• [To be done]: Each line that follows is to be retyped exactly.

(Data records)
....
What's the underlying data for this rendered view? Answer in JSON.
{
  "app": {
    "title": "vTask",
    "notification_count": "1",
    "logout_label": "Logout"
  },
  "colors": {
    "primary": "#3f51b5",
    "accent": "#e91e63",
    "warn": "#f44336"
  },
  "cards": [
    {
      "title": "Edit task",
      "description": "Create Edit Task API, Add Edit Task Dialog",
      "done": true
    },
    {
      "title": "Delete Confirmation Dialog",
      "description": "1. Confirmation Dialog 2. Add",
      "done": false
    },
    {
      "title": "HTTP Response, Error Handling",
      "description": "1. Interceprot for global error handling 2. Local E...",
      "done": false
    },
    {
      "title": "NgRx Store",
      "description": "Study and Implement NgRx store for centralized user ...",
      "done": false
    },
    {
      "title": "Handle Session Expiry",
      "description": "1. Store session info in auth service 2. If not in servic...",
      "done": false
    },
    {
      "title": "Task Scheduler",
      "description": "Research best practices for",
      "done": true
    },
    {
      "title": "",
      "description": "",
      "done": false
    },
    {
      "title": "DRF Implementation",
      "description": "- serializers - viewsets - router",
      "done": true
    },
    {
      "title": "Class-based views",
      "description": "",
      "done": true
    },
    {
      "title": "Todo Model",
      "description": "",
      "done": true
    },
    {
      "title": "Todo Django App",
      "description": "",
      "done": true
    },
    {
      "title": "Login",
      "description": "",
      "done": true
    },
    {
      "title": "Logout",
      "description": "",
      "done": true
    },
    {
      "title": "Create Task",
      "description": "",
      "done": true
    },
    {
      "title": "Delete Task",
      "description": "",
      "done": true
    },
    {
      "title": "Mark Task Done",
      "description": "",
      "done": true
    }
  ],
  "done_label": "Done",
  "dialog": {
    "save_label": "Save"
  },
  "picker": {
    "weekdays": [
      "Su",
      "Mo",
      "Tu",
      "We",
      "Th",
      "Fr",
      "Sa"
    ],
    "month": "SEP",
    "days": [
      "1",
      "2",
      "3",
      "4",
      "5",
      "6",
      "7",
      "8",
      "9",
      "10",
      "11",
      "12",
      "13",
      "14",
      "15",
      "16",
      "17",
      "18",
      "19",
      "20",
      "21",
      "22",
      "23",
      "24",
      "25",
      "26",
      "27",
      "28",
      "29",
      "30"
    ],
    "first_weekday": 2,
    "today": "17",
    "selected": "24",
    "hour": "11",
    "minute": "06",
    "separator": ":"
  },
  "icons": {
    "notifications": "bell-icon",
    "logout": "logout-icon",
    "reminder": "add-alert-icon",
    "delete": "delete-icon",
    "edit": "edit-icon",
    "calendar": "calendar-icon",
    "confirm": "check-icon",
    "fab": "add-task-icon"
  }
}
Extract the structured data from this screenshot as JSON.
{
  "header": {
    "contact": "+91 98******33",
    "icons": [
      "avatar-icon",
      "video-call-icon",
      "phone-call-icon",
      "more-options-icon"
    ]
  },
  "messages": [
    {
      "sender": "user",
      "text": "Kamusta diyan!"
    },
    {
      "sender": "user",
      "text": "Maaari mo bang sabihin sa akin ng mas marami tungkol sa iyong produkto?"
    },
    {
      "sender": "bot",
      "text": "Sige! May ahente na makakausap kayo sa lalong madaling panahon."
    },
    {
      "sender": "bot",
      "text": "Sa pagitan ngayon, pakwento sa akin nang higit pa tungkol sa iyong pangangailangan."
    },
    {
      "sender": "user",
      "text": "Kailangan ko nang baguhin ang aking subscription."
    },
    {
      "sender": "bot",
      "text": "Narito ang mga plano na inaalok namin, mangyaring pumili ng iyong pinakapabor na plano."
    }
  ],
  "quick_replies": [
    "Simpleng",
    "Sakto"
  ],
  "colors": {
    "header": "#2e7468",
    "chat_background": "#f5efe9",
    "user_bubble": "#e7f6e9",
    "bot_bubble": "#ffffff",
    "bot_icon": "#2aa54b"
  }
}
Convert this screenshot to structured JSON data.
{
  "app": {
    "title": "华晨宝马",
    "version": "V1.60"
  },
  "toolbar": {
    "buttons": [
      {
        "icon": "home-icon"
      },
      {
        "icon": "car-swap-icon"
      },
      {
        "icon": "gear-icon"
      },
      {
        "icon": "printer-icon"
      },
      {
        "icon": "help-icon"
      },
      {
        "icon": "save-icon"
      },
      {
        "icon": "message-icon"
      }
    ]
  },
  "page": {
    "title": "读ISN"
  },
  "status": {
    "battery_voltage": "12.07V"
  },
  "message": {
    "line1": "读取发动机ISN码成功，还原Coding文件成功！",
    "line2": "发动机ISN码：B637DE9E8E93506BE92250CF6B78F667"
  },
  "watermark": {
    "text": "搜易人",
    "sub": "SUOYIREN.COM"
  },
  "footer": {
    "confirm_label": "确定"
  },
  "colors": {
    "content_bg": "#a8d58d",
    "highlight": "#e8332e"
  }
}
....
• [Answer to this task]:
What's the underlying data for this rendered view? Answer in JSON.
{
  "app": {
    "title": "vTask",
    "notification_count": "1",
    "logout_label": "Logout"
  },
  "colors": {
    "primary": "#3f51b5",
    "accent": "#e91e63",
    "warn": "#f44336"
  },
  "cards": [
    {
      "title": "Edit task",
      "description": "Create Edit Task API, Add Edit Task Dialog",
      "done": true
    },
    {
      "title": "Delete Confirmation Dialog",
      "description": "1. Confirmation Dialog 2. Add",
      "done": false
    },
    {
      "title": "HTTP Response, Error Handling",
      "description": "1. Interceprot for global error handling 2. Local E...",
      "done": false
    },
    {
      "title": "NgRx Store",
      "description": "Study and Implement NgRx store for centralized user ...",
      "done": false
    },
    {
      "title": "Handle Session Expiry",
      "description": "1. Store session info in auth service 2. If not in servic...",
      "done": false
    },
    {
      "title": "Task Scheduler",
      "description": "Research best practices for",
      "done": true
    },
    {
      "title": "",
      "description": "",
      "done": false
    },
    {
      "title": "DRF Implementation",
      "description": "- serializers - viewsets - router",
      "done": true
    },
    {
      "title": "Class-based views",
      "description": "",
      "done": true
    },
    {
      "title": "Todo Model",
      "description": "",
      "done": true
    },
    {
      "title": "Todo Django App",
      "description": "",
      "done": true
    },
    {
      "title": "Login",
      "description": "",
      "done": true
    },
    {
      "title": "Logout",
      "description": "",
      "done": true
    },
    {
      "title": "Create Task",
      "description": "",
      "done": true
    },
    {
      "title": "Delete Task",
      "description": "",
      "done": true
    },
    {
      "title": "Mark Task Done",
      "description": "",
      "done": true
    }
  ],
  "done_label": "Done",
  "dialog": {
    "save_label": "Save"
  },
  "picker": {
    "weekdays": [
      "Su",
      "Mo",
      "Tu",
      "We",
      "Th",
      "Fr",
      "Sa"
    ],
    "month": "SEP",
    "days": [
      "1",
      "2",
      "3",
      "4",
      "5",
      "6",
      "7",
      "8",
      "9",
      "10",
      "11",
      "12",
      "13",
      "14",
      "15",
      "16",
      "17",
      "18",
      "19",
      "20",
      "21",
      "22",
      "23",
      "24",
      "25",
      "26",
      "27",
      "28",
      "29",
      "30"
    ],
    "first_weekday": 2,
    "today": "17",
    "selected": "24",
    "hour": "11",
    "minute": "06",
    "separator": ":"
  },
  "icons": {
    "notifications": "bell-icon",
    "logout": "logout-icon",
    "reminder": "add-alert-icon",
    "delete": "delete-icon",
    "edit": "edit-icon",
    "calendar": "calendar-icon",
    "confirm": "check-icon",
    "fab": "add-task-icon"
  }
}
Extract the structured data from this screenshot as JSON.
{
  "header": {
    "contact": "+91 98******33",
    "icons": [
      "avatar-icon",
      "video-call-icon",
      "phone-call-icon",
      "more-options-icon"
    ]
  },
  "messages": [
    {
      "sender": "user",
      "text": "Kamusta diyan!"
    },
    {
      "sender": "user",
      "text": "Maaari mo bang sabihin sa akin ng mas marami tungkol sa iyong produkto?"
    },
    {
      "sender": "bot",
      "text": "Sige! May ahente na makakausap kayo sa lalong madaling panahon."
    },
    {
      "sender": "bot",
      "text": "Sa pagitan ngayon, pakwento sa akin nang higit pa tungkol sa iyong pangangailangan."
    },
    {
      "sender": "user",
      "text": "Kailangan ko nang baguhin ang aking subscription."
    },
    {
      "sender": "bot",
      "text": "Narito ang mga plano na inaalok namin, mangyaring pumili ng iyong pinakapabor na plano."
    }
  ],
  "quick_replies": [
    "Simpleng",
    "Sakto"
  ],
  "colors": {
    "header": "#2e7468",
    "chat_background": "#f5efe9",
    "user_bubble": "#e7f6e9",
    "bot_bubble": "#ffffff",
    "bot_icon": "#2aa54b"
  }
}
Convert this screenshot to structured JSON data.
{
  "app": {
    "title": "华晨宝马",
    "version": "V1.60"
  },
  "toolbar": {
    "buttons": [
      {
        "icon": "home-icon"
      },
      {
        "icon": "car-swap-icon"
      },
      {
        "icon": "gear-icon"
      },
      {
        "icon": "printer-icon"
      },
      {
        "icon": "help-icon"
      },
      {
        "icon": "save-icon"
      },
      {
        "icon": "message-icon"
      }
    ]
  },
  "page": {
    "title": "读ISN"
  },
  "status": {
    "battery_voltage": "12.07V"
  },
  "message": {
    "line1": "读取发动机ISN码成功，还原Coding文件成功！",
    "line2": "发动机ISN码：B637DE9E8E93506BE92250CF6B78F667"
  },
  "watermark": {
    "text": "搜易人",
    "sub": "SUOYIREN.COM"
  },
  "footer": {
    "confirm_label": "确定"
  },
  "colors": {
    "content_bg": "#a8d58d",
    "highlight": "#e8332e"
  }
}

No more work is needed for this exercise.